Supplied information:
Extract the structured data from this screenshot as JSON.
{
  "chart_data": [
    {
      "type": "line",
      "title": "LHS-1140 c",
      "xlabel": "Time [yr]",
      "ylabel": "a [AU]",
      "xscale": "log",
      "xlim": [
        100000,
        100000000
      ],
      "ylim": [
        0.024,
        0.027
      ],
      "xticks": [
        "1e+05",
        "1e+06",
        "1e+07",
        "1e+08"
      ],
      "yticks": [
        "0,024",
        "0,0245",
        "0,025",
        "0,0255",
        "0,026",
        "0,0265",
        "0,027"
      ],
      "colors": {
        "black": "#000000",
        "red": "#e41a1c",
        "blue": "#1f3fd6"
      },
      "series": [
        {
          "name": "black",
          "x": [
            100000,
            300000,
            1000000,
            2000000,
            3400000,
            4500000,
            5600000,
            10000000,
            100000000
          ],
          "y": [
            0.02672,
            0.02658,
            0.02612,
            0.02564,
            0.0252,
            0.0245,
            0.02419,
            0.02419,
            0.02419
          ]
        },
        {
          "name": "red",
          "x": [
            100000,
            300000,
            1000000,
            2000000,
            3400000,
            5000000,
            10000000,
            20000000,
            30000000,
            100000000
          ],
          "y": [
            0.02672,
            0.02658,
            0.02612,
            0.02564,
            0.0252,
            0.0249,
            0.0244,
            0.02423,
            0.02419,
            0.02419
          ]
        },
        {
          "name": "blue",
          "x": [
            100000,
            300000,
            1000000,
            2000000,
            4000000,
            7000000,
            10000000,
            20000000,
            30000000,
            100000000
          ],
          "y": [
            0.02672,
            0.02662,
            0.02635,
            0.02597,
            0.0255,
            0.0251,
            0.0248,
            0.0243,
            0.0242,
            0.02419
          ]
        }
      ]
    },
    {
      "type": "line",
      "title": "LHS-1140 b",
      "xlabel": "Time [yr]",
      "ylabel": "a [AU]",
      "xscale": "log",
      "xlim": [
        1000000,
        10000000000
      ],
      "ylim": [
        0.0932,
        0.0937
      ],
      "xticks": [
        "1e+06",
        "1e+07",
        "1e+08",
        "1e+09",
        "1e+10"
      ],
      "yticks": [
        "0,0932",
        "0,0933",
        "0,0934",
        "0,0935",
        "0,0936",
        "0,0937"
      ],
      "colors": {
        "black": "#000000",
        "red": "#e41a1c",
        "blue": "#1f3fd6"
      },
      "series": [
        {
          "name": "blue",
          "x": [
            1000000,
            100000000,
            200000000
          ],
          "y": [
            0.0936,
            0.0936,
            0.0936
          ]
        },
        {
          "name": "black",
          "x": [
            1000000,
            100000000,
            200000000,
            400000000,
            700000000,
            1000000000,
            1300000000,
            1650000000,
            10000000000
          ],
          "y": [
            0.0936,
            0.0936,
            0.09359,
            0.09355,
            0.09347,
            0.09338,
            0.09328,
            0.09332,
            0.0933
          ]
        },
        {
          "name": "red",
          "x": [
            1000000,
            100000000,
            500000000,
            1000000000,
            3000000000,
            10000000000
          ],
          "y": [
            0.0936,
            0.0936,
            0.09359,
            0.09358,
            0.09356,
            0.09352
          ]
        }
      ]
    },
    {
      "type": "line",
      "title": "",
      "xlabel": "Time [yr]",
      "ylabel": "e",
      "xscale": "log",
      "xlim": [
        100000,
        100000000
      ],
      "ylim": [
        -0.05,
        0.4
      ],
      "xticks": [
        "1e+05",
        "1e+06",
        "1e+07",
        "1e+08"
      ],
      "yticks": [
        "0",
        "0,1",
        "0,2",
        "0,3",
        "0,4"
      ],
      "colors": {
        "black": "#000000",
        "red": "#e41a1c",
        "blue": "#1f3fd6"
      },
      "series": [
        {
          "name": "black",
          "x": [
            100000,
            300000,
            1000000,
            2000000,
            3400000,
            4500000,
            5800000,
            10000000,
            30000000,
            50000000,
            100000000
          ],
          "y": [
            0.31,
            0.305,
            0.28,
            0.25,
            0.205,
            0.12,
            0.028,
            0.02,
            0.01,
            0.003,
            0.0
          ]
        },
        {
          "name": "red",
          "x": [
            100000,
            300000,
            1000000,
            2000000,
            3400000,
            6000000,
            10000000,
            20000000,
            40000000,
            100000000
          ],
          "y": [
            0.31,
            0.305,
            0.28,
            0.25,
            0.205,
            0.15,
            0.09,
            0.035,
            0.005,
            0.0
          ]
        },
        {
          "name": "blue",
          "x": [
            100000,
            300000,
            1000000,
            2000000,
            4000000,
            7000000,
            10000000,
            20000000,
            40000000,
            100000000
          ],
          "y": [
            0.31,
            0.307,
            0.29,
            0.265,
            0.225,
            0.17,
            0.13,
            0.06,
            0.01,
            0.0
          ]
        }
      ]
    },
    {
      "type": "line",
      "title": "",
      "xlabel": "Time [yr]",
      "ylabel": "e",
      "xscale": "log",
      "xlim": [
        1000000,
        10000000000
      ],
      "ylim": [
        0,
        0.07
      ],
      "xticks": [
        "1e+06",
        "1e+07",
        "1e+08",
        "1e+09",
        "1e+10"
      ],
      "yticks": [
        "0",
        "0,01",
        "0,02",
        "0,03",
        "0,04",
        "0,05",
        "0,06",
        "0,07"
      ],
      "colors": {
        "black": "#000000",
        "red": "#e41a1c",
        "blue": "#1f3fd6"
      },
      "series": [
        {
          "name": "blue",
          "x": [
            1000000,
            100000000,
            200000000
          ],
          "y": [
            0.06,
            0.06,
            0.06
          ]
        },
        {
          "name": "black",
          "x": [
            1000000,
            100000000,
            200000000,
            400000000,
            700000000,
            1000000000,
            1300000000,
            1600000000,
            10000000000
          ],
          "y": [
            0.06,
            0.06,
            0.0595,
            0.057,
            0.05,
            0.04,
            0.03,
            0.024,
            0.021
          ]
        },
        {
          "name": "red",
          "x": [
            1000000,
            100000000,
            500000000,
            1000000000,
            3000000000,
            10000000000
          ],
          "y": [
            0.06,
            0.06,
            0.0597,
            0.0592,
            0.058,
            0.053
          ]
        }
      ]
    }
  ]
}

Exercise description:
Everything in the listing above should be restated exactly.

Task answer:
Extract the structured data from this screenshot as JSON.
{
  "chart_data": [
    {
      "type": "line",
      "title": "LHS-1140 c",
      "xlabel": "Time [yr]",
      "ylabel": "a [AU]",
      "xscale": "log",
      "xlim": [
        100000,
        100000000
      ],
      "ylim": [
        0.024,
        0.027
      ],
      "xticks": [
        "1e+05",
        "1e+06",
        "1e+07",
        "1e+08"
      ],
      "yticks": [
        "0,024",
        "0,0245",
        "0,025",
        "0,0255",
        "0,026",
        "0,0265",
        "0,027"
      ],
      "colors": {
        "black": "#000000",
        "red": "#e41a1c",
        "blue": "#1f3fd6"
      },
      "series": [
        {
          "name": "black",
          "x": [
            100000,
            300000,
            1000000,
            2000000,
            3400000,
            4500000,
            5600000,
            10000000,
            100000000
          ],
          "y": [
            0.02672,
            0.02658,
            0.02612,
            0.02564,
            0.0252,
            0.0245,
            0.02419,
            0.02419,
            0.02419
          ]
        },
        {
          "name": "red",
          "x": [
            100000,
            300000,
            1000000,
            2000000,
            3400000,
            5000000,
            10000000,
            20000000,
            30000000,
            100000000
          ],
          "y": [
            0.02672,
            0.02658,
            0.02612,
            0.02564,
            0.0252,
            0.0249,
            0.0244,
            0.02423,
            0.02419,
            0.02419
          ]
        },
        {
          "name": "blue",
          "x": [
            100000,
            300000,
            1000000,
            2000000,
            4000000,
            7000000,
            10000000,
            20000000,
            30000000,
            100000000
          ],
          "y": [
            0.02672,
            0.02662,
            0.02635,
            0.02597,
            0.0255,
            0.0251,
            0.0248,
            0.0243,
            0.0242,
            0.02419
          ]
        }
      ]
    },
    {
      "type": "line",
      "title": "LHS-1140 b",
      "xlabel": "Time [yr]",
      "ylabel": "a [AU]",
      "xscale": "log",
      "xlim": [
        1000000,
        10000000000
      ],
      "ylim": [
        0.0932,
        0.0937
      ],
      "xticks": [
        "1e+06",
        "1e+07",
        "1e+08",
        "1e+09",
        "1e+10"
      ],
      "yticks": [
        "0,0932",
        "0,0933",
        "0,0934",
        "0,0935",
        "0,0936",
        "0,0937"
      ],
      "colors": {
        "black": "#000000",
        "red": "#e41a1c",
        "blue": "#1f3fd6"
      },
      "series": [
        {
          "name": "blue",
          "x": [
            1000000,
            100000000,
            200000000
          ],
          "y": [
            0.0936,
            0.0936,
            0.0936
          ]
        },
        {
          "name": "black",
          "x": [
            1000000,
            100000000,
            200000000,
            400000000,
            700000000,
            1000000000,
            1300000000,
            1650000000,
            10000000000
          ],
          "y": [
            0.0936,
            0.0936,
            0.09359,
            0.09355,
            0.09347,
            0.09338,
            0.09328,
            0.09332,
            0.0933
          ]
        },
        {
          "name": "red",
          "x": [
            1000000,
            100000000,
            500000000,
            1000000000,
            3000000000,
            10000000000
          ],
          "y": [
            0.0936,
            0.0936,
            0.09359,
            0.09358,
            0.09356,
            0.09352
          ]
        }
      ]
    },
    {
      "type": "line",
      "title": "",
      "xlabel": "Time [yr]",
      "ylabel": "e",
      "xscale": "log",
      "xlim": [
        100000,
        100000000
      ],
      "ylim": [
        -0.05,
        0.4
      ],
      "xticks": [
        "1e+05",
        "1e+06",
        "1e+07",
        "1e+08"
      ],
      "yticks": [
        "0",
        "0,1",
        "0,2",
        "0,3",
        "0,4"
      ],
      "colors": {
        "black": "#000000",
        "red": "#e41a1c",
        "blue": "#1f3fd6"
      },
      "series": [
        {
          "name": "black",
          "x": [
            100000,
            300000,
            1000000,
            2000000,
            3400000,
            4500000,
            5800000,
            10000000,
            30000000,
            50000000,
            100000000
          ],
          "y": [
            0.31,
            0.305,
            0.28,
            0.25,
            0.205,
            0.12,
            0.028,
            0.02,
            0.01,
            0.003,
            0.0
          ]
        },
        {
          "name": "red",
          "x": [
            100000,
            300000,
            1000000,
            2000000,
            3400000,
            6000000,
            10000000,
            20000000,
            40000000,
            100000000
          ],
          "y": [
            0.31,
            0.305,
            0.28,
            0.25,
            0.205,
            0.15,
            0.09,
            0.035,
            0.005,
            0.0
          ]
        },
        {
          "name": "blue",
          "x": [
            100000,
            300000,
            1000000,
            2000000,
            4000000,
            7000000,
            10000000,
            20000000,
            40000000,
            100000000
          ],
          "y": [
            0.31,
            0.307,
            0.29,
            0.265,
            0.225,
            0.17,
            0.13,
            0.06,
            0.01,
            0.0
          ]
        }
      ]
    },
    {
      "type": "line",
      "title": "",
      "xlabel": "Time [yr]",
      "ylabel": "e",
      "xscale": "log",
      "xlim": [
        1000000,
        10000000000
      ],
      "ylim": [
        0,
        0.07
      ],
      "xticks": [
        "1e+06",
        "1e+07",
        "1e+08",
        "1e+09",
        "1e+10"
      ],
      "yticks": [
        "0",
        "0,01",
        "0,02",
        "0,03",
        "0,04",
        "0,05",
        "0,06",
        "0,07"
      ],
      "colors": {
        "black": "#000000",
        "red": "#e41a1c",
        "blue": "#1f3fd6"
      },
      "series": [
        {
          "name": "blue",
          "x": [
            1000000,
            100000000,
            200000000
          ],
          "y": [
            0.06,
            0.06,
            0.06
          ]
        },
        {
          "name": "black",
          "x": [
            1000000,
            100000000,
            200000000,
            400000000,
            700000000,
            1000000000,
            1300000000,
            1600000000,
            10000000000
          ],
          "y": [
            0.06,
            0.06,
            0.0595,
            0.057,
            0.05,
            0.04,
            0.03,
            0.024,
            0.021
          ]
        },
        {
          "name": "red",
          "x": [
            1000000,
            100000000,
            500000000,
            1000000000,
            3000000000,
            10000000000
          ],
          "y": [
            0.06,
            0.06,
            0.0597,
            0.0592,
            0.058,
            0.053
          ]
        }
      ]
    }
  ]
}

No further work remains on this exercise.